Problem description:
Each of the entries should be retyped precisely as it appears.

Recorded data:

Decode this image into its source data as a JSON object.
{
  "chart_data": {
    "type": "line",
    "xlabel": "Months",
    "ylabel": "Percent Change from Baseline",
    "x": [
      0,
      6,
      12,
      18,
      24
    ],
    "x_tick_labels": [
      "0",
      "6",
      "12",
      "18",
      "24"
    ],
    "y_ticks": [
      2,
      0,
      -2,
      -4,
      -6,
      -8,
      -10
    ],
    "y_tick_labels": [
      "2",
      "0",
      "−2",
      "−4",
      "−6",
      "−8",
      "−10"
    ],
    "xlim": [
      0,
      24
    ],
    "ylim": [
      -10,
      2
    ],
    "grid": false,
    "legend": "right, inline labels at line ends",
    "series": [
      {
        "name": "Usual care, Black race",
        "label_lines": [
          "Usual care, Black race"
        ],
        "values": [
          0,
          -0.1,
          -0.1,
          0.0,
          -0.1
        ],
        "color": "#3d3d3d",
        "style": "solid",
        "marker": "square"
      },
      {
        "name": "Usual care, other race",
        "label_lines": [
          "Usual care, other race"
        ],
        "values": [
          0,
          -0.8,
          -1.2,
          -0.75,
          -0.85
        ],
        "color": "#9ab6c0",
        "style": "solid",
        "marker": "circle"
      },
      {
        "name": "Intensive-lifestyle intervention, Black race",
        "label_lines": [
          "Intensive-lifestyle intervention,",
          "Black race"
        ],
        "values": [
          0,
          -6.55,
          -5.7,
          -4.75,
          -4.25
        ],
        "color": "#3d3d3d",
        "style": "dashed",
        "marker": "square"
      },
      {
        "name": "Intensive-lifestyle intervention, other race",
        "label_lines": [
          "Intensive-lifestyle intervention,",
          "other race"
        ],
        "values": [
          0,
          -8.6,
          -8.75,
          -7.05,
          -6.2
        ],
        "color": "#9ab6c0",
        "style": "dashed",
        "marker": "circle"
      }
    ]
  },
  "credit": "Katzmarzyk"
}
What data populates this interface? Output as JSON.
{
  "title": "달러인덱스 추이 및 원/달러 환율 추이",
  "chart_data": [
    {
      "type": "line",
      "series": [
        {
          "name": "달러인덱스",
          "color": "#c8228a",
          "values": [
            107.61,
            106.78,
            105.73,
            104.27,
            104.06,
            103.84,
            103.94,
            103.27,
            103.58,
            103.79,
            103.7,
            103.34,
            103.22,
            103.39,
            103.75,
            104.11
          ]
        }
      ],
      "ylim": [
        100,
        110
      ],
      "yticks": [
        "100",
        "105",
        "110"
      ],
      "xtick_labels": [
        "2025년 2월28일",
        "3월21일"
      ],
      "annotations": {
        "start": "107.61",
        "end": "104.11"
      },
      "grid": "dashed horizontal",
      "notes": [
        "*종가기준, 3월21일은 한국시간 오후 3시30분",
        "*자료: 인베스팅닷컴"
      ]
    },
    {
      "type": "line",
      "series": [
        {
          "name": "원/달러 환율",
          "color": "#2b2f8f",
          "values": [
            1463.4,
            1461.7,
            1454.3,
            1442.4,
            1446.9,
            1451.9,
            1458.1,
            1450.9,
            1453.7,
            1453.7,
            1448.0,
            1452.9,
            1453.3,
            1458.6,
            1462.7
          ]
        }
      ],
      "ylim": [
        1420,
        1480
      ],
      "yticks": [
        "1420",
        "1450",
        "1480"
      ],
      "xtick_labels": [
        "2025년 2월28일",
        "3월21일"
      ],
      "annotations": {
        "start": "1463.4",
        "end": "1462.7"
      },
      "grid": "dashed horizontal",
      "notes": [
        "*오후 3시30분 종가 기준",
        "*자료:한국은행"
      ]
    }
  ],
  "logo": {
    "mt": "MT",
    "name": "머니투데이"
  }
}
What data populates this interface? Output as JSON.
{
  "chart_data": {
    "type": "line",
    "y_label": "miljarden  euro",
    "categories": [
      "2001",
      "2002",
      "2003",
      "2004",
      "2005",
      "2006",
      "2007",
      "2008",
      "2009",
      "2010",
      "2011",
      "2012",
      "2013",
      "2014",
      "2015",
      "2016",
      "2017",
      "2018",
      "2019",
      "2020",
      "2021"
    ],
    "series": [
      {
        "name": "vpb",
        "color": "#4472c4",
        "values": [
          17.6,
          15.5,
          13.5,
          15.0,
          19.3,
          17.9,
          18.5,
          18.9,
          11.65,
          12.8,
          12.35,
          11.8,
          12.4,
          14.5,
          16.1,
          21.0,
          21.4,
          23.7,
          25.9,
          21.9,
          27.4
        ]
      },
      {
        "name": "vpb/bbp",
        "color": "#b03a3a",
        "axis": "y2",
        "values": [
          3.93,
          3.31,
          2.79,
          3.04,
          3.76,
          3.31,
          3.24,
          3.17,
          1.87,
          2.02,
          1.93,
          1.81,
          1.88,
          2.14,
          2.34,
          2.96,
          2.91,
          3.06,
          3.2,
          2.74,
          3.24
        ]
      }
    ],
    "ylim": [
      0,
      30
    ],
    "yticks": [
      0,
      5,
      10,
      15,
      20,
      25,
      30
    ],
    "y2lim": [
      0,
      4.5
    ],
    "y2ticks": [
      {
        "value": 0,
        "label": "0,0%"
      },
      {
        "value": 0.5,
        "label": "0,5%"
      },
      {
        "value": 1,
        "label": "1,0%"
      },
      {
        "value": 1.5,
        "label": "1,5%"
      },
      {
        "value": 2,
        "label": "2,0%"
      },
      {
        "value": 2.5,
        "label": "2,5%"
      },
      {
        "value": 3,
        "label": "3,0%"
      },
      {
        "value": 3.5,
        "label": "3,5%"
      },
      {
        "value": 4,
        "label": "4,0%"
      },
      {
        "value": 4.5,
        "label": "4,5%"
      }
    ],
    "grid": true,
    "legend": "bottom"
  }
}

Correct response:
Decode this image into its source data as a JSON object.
{
  "chart_data": {
    "type": "line",
    "xlabel": "Months",
    "ylabel": "Percent Change from Baseline",
    "x": [
      0,
      6,
      12,
      18,
      24
    ],
    "x_tick_labels": [
      "0",
      "6",
      "12",
      "18",
      "24"
    ],
    "y_ticks": [
      2,
      0,
      -2,
      -4,
      -6,
      -8,
      -10
    ],
    "y_tick_labels": [
      "2",
      "0",
      "−2",
      "−4",
      "−6",
      "−8",
      "−10"
    ],
    "xlim": [
      0,
      24
    ],
    "ylim": [
      -10,
      2
    ],
    "grid": false,
    "legend": "right, inline labels at line ends",
    "series": [
      {
        "name": "Usual care, Black race",
        "label_lines": [
          "Usual care, Black race"
        ],
        "values": [
          0,
          -0.1,
          -0.1,
          0.0,
          -0.1
        ],
        "color": "#3d3d3d",
        "style": "solid",
        "marker": "square"
      },
      {
        "name": "Usual care, other race",
        "label_lines": [
          "Usual care, other race"
        ],
        "values": [
          0,
          -0.8,
          -1.2,
          -0.75,
          -0.85
        ],
        "color": "#9ab6c0",
        "style": "solid",
        "marker": "circle"
      },
      {
        "name": "Intensive-lifestyle intervention, Black race",
        "label_lines": [
          "Intensive-lifestyle intervention,",
          "Black race"
        ],
        "values": [
          0,
          -6.55,
          -5.7,
          -4.75,
          -4.25
        ],
        "color": "#3d3d3d",
        "style": "dashed",
        "marker": "square"
      },
      {
        "name": "Intensive-lifestyle intervention, other race",
        "label_lines": [
          "Intensive-lifestyle intervention,",
          "other race"
        ],
        "values": [
          0,
          -8.6,
          -8.75,
          -7.05,
          -6.2
        ],
        "color": "#9ab6c0",
        "style": "dashed",
        "marker": "circle"
      }
    ]
  },
  "credit": "Katzmarzyk"
}
What data populates this interface? Output as JSON.
{
  "title": "달러인덱스 추이 및 원/달러 환율 추이",
  "chart_data": [
    {
      "type": "line",
      "series": [
        {
          "name": "달러인덱스",
          "color": "#c8228a",
          "values": [
            107.61,
            106.78,
            105.73,
            104.27,
            104.06,
            103.84,
            103.94,
            103.27,
            103.58,
            103.79,
            103.7,
            103.34,
            103.22,
            103.39,
            103.75,
            104.11
          ]
        }
      ],
      "ylim": [
        100,
        110
      ],
      "yticks": [
        "100",
        "105",
        "110"
      ],
      "xtick_labels": [
        "2025년 2월28일",
        "3월21일"
      ],
      "annotations": {
        "start": "107.61",
        "end": "104.11"
      },
      "grid": "dashed horizontal",
      "notes": [
        "*종가기준, 3월21일은 한국시간 오후 3시30분",
        "*자료: 인베스팅닷컴"
      ]
    },
    {
      "type": "line",
      "series": [
        {
          "name": "원/달러 환율",
          "color": "#2b2f8f",
          "values": [
            1463.4,
            1461.7,
            1454.3,
            1442.4,
            1446.9,
            1451.9,
            1458.1,
            1450.9,
            1453.7,
            1453.7,
            1448.0,
            1452.9,
            1453.3,
            1458.6,
            1462.7
          ]
        }
      ],
      "ylim": [
        1420,
        1480
      ],
      "yticks": [
        "1420",
        "1450",
        "1480"
      ],
      "xtick_labels": [
        "2025년 2월28일",
        "3월21일"
      ],
      "annotations": {
        "start": "1463.4",
        "end": "1462.7"
      },
      "grid": "dashed horizontal",
      "notes": [
        "*오후 3시30분 종가 기준",
        "*자료:한국은행"
      ]
    }
  ],
  "logo": {
    "mt": "MT",
    "name": "머니투데이"
  }
}
What data populates this interface? Output as JSON.
{
  "chart_data": {
    "type": "line",
    "y_label": "miljarden  euro",
    "categories": [
      "2001",
      "2002",
      "2003",
      "2004",
      "2005",
      "2006",
      "2007",
      "2008",
      "2009",
      "2010",
      "2011",
      "2012",
      "2013",
      "2014",
      "2015",
      "2016",
      "2017",
      "2018",
      "2019",
      "2020",
      "2021"
    ],
    "series": [
      {
        "name": "vpb",
        "color": "#4472c4",
        "values": [
          17.6,
          15.5,
          13.5,
          15.0,
          19.3,
          17.9,
          18.5,
          18.9,
          11.65,
          12.8,
          12.35,
          11.8,
          12.4,
          14.5,
          16.1,
          21.0,
          21.4,
          23.7,
          25.9,
          21.9,
          27.4
        ]
      },
      {
        "name": "vpb/bbp",
        "color": "#b03a3a",
        "axis": "y2",
        "values": [
          3.93,
          3.31,
          2.79,
          3.04,
          3.76,
          3.31,
          3.24,
          3.17,
          1.87,
          2.02,
          1.93,
          1.81,
          1.88,
          2.14,
          2.34,
          2.96,
          2.91,
          3.06,
          3.2,
          2.74,
          3.24
        ]
      }
    ],
    "ylim": [
      0,
      30
    ],
    "yticks": [
      0,
      5,
      10,
      15,
      20,
      25,
      30
    ],
    "y2lim": [
      0,
      4.5
    ],
    "y2ticks": [
      {
        "value": 0,
        "label": "0,0%"
      },
      {
        "value": 0.5,
        "label": "0,5%"
      },
      {
        "value": 1,
        "label": "1,0%"
      },
      {
        "value": 1.5,
        "label": "1,5%"
      },
      {
        "value": 2,
        "label": "2,0%"
      },
      {
        "value": 2.5,
        "label": "2,5%"
      },
      {
        "value": 3,
        "label": "3,0%"
      },
      {
        "value": 3.5,
        "label": "3,5%"
      },
      {
        "value": 4,
        "label": "4,0%"
      },
      {
        "value": 4.5,
        "label": "4,5%"
      }
    ],
    "grid": true,
    "legend": "bottom"
  }
}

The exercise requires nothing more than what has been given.